— START —

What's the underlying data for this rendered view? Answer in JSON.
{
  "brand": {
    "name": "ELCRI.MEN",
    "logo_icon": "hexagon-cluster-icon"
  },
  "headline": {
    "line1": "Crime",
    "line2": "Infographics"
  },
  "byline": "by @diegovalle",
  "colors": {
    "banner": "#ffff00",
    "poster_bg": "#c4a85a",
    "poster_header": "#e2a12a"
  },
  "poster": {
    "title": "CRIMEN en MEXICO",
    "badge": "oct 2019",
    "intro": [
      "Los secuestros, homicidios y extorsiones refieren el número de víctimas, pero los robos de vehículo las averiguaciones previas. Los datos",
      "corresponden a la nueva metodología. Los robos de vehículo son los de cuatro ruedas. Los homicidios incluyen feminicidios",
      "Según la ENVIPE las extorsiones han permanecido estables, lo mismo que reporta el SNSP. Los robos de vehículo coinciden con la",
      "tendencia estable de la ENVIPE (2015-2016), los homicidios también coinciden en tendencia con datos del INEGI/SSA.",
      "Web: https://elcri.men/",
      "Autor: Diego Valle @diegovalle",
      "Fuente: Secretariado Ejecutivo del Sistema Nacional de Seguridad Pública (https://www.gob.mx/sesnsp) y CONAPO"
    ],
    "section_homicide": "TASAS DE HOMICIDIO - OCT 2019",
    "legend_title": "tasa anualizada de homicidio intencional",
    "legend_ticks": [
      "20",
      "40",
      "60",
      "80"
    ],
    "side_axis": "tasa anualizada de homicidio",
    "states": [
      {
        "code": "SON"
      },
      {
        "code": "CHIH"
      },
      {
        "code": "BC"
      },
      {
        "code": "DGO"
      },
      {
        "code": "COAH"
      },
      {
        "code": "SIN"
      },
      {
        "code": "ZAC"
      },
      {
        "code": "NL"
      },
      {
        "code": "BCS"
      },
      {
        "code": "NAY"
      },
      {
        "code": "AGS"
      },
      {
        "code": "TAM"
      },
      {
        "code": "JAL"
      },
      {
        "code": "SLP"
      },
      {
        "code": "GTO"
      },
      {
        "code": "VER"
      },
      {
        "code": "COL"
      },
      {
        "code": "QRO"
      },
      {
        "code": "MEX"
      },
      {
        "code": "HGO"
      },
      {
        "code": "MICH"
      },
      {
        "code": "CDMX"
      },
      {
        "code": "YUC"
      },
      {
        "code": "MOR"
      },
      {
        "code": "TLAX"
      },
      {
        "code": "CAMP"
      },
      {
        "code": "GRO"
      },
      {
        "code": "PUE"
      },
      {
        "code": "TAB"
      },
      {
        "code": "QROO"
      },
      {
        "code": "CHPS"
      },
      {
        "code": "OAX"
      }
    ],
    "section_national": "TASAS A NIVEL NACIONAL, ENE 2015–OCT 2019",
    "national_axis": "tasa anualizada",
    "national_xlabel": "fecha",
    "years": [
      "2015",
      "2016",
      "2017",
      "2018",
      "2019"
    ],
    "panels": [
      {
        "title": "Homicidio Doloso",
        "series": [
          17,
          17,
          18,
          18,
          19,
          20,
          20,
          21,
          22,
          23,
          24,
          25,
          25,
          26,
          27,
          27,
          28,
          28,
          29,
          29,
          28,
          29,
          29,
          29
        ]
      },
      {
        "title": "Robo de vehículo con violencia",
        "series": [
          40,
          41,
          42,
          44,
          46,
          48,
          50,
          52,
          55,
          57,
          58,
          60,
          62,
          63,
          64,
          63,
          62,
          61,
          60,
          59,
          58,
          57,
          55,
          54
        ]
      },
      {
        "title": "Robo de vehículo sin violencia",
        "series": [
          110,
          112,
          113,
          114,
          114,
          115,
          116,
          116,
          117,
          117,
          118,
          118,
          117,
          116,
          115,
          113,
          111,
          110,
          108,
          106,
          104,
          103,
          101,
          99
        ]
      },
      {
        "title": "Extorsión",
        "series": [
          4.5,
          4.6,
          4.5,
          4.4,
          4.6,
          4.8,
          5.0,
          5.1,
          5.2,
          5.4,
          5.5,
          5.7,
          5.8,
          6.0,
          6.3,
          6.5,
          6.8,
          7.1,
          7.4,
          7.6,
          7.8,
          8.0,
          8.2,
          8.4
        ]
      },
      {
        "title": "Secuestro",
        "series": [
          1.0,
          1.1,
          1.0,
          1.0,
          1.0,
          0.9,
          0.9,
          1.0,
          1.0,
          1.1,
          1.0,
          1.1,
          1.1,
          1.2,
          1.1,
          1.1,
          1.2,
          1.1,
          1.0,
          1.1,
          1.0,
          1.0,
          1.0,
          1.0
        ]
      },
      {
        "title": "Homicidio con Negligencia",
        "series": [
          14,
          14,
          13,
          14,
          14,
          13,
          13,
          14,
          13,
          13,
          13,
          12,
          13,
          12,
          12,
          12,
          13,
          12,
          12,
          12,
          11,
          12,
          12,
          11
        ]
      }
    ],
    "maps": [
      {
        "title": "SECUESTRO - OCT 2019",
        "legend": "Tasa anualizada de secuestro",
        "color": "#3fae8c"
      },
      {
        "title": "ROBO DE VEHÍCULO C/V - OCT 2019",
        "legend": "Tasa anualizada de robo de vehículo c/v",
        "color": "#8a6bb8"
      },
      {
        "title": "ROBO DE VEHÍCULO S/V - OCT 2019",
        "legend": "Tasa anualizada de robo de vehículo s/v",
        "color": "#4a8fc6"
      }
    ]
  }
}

— END —

_PROBLEM STATEMENT_
Pull out each record as written and restate it exactly.

_TASK RESULT_
What's the underlying data for this rendered view? Answer in JSON.
{
  "brand": {
    "name": "ELCRI.MEN",
    "logo_icon": "hexagon-cluster-icon"
  },
  "headline": {
    "line1": "Crime",
    "line2": "Infographics"
  },
  "byline": "by @diegovalle",
  "colors": {
    "banner": "#ffff00",
    "poster_bg": "#c4a85a",
    "poster_header": "#e2a12a"
  },
  "poster": {
    "title": "CRIMEN en MEXICO",
    "badge": "oct 2019",
    "intro": [
      "Los secuestros, homicidios y extorsiones refieren el número de víctimas, pero los robos de vehículo las averiguaciones previas. Los datos",
      "corresponden a la nueva metodología. Los robos de vehículo son los de cuatro ruedas. Los homicidios incluyen feminicidios",
      "Según la ENVIPE las extorsiones han permanecido estables, lo mismo que reporta el SNSP. Los robos de vehículo coinciden con la",
      "tendencia estable de la ENVIPE (2015-2016), los homicidios también coinciden en tendencia con datos del INEGI/SSA.",
      "Web: https://elcri.men/",
      "Autor: Diego Valle @diegovalle",
      "Fuente: Secretariado Ejecutivo del Sistema Nacional de Seguridad Pública (https://www.gob.mx/sesnsp) y CONAPO"
    ],
    "section_homicide": "TASAS DE HOMICIDIO - OCT 2019",
    "legend_title": "tasa anualizada de homicidio intencional",
    "legend_ticks": [
      "20",
      "40",
      "60",
      "80"
    ],
    "side_axis": "tasa anualizada de homicidio",
    "states": [
      {
        "code": "SON"
      },
      {
        "code": "CHIH"
      },
      {
        "code": "BC"
      },
      {
        "code": "DGO"
      },
      {
        "code": "COAH"
      },
      {
        "code": "SIN"
      },
      {
        "code": "ZAC"
      },
      {
        "code": "NL"
      },
      {
        "code": "BCS"
      },
      {
        "code": "NAY"
      },
      {
        "code": "AGS"
      },
      {
        "code": "TAM"
      },
      {
        "code": "JAL"
      },
      {
        "code": "SLP"
      },
      {
        "code": "GTO"
      },
      {
        "code": "VER"
      },
      {
        "code": "COL"
      },
      {
        "code": "QRO"
      },
      {
        "code": "MEX"
      },
      {
        "code": "HGO"
      },
      {
        "code": "MICH"
      },
      {
        "code": "CDMX"
      },
      {
        "code": "YUC"
      },
      {
        "code": "MOR"
      },
      {
        "code": "TLAX"
      },
      {
        "code": "CAMP"
      },
      {
        "code": "GRO"
      },
      {
        "code": "PUE"
      },
      {
        "code": "TAB"
      },
      {
        "code": "QROO"
      },
      {
        "code": "CHPS"
      },
      {
        "code": "OAX"
      }
    ],
    "section_national": "TASAS A NIVEL NACIONAL, ENE 2015–OCT 2019",
    "national_axis": "tasa anualizada",
    "national_xlabel": "fecha",
    "years": [
      "2015",
      "2016",
      "2017",
      "2018",
      "2019"
    ],
    "panels": [
      {
        "title": "Homicidio Doloso",
        "series": [
          17,
          17,
          18,
          18,
          19,
          20,
          20,
          21,
          22,
          23,
          24,
          25,
          25,
          26,
          27,
          27,
          28,
          28,
          29,
          29,
          28,
          29,
          29,
          29
        ]
      },
      {
        "title": "Robo de vehículo con violencia",
        "series": [
          40,
          41,
          42,
          44,
          46,
          48,
          50,
          52,
          55,
          57,
          58,
          60,
          62,
          63,
          64,
          63,
          62,
          61,
          60,
          59,
          58,
          57,
          55,
          54
        ]
      },
      {
        "title": "Robo de vehículo sin violencia",
        "series": [
          110,
          112,
          113,
          114,
          114,
          115,
          116,
          116,
          117,
          117,
          118,
          118,
          117,
          116,
          115,
          113,
          111,
          110,
          108,
          106,
          104,
          103,
          101,
          99
        ]
      },
      {
        "title": "Extorsión",
        "series": [
          4.5,
          4.6,
          4.5,
          4.4,
          4.6,
          4.8,
          5.0,
          5.1,
          5.2,
          5.4,
          5.5,
          5.7,
          5.8,
          6.0,
          6.3,
          6.5,
          6.8,
          7.1,
          7.4,
          7.6,
          7.8,
          8.0,
          8.2,
          8.4
        ]
      },
      {
        "title": "Secuestro",
        "series": [
          1.0,
          1.1,
          1.0,
          1.0,
          1.0,
          0.9,
          0.9,
          1.0,
          1.0,
          1.1,
          1.0,
          1.1,
          1.1,
          1.2,
          1.1,
          1.1,
          1.2,
          1.1,
          1.0,
          1.1,
          1.0,
          1.0,
          1.0,
          1.0
        ]
      },
      {
        "title": "Homicidio con Negligencia",
        "series": [
          14,
          14,
          13,
          14,
          14,
          13,
          13,
          14,
          13,
          13,
          13,
          12,
          13,
          12,
          12,
          12,
          13,
          12,
          12,
          12,
          11,
          12,
          12,
          11
        ]
      }
    ],
    "maps": [
      {
        "title": "SECUESTRO - OCT 2019",
        "legend": "Tasa anualizada de secuestro",
        "color": "#3fae8c"
      },
      {
        "title": "ROBO DE VEHÍCULO C/V - OCT 2019",
        "legend": "Tasa anualizada de robo de vehículo c/v",
        "color": "#8a6bb8"
      },
      {
        "title": "ROBO DE VEHÍCULO S/V - OCT 2019",
        "legend": "Tasa anualizada de robo de vehículo s/v",
        "color": "#4a8fc6"
      }
    ]
  }
}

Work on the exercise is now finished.